Dataset entries =>

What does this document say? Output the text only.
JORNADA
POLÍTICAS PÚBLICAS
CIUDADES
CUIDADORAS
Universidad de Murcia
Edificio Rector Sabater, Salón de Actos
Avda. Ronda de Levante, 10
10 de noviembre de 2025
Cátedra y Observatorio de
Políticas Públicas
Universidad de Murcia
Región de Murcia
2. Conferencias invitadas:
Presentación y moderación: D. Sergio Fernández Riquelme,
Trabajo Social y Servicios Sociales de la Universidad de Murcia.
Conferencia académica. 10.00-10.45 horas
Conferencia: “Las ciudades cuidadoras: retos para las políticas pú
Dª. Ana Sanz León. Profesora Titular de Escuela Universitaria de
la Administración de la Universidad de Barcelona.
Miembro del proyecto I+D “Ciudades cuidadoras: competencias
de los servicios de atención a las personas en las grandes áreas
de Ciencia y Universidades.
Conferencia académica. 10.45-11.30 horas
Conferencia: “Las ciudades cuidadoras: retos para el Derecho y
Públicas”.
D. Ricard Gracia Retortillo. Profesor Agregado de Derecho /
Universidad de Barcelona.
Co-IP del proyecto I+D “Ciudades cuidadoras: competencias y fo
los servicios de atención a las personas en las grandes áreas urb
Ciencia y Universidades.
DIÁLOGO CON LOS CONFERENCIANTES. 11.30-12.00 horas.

Task to carry out =>
Your task is to repeat the data exactly, with nothing left out.

Result for this exercise =>
What does this document say? Output the text only.
JORNADA
POLÍTICAS PÚBLICAS
CIUDADES
CUIDADORAS
Universidad de Murcia
Edificio Rector Sabater, Salón de Actos
Avda. Ronda de Levante, 10
10 de noviembre de 2025
Cátedra y Observatorio de
Políticas Públicas
Universidad de Murcia
Región de Murcia
2. Conferencias invitadas:
Presentación y moderación: D. Sergio Fernández Riquelme,
Trabajo Social y Servicios Sociales de la Universidad de Murcia.
Conferencia académica. 10.00-10.45 horas
Conferencia: “Las ciudades cuidadoras: retos para las políticas pú
Dª. Ana Sanz León. Profesora Titular de Escuela Universitaria de
la Administración de la Universidad de Barcelona.
Miembro del proyecto I+D “Ciudades cuidadoras: competencias
de los servicios de atención a las personas en las grandes áreas
de Ciencia y Universidades.
Conferencia académica. 10.45-11.30 horas
Conferencia: “Las ciudades cuidadoras: retos para el Derecho y
Públicas”.
D. Ricard Gracia Retortillo. Profesor Agregado de Derecho /
Universidad de Barcelona.
Co-IP del proyecto I+D “Ciudades cuidadoras: competencias y fo
los servicios de atención a las personas en las grandes áreas urb
Ciencia y Universidades.
DIÁLOGO CON LOS CONFERENCIANTES. 11.30-12.00 horas.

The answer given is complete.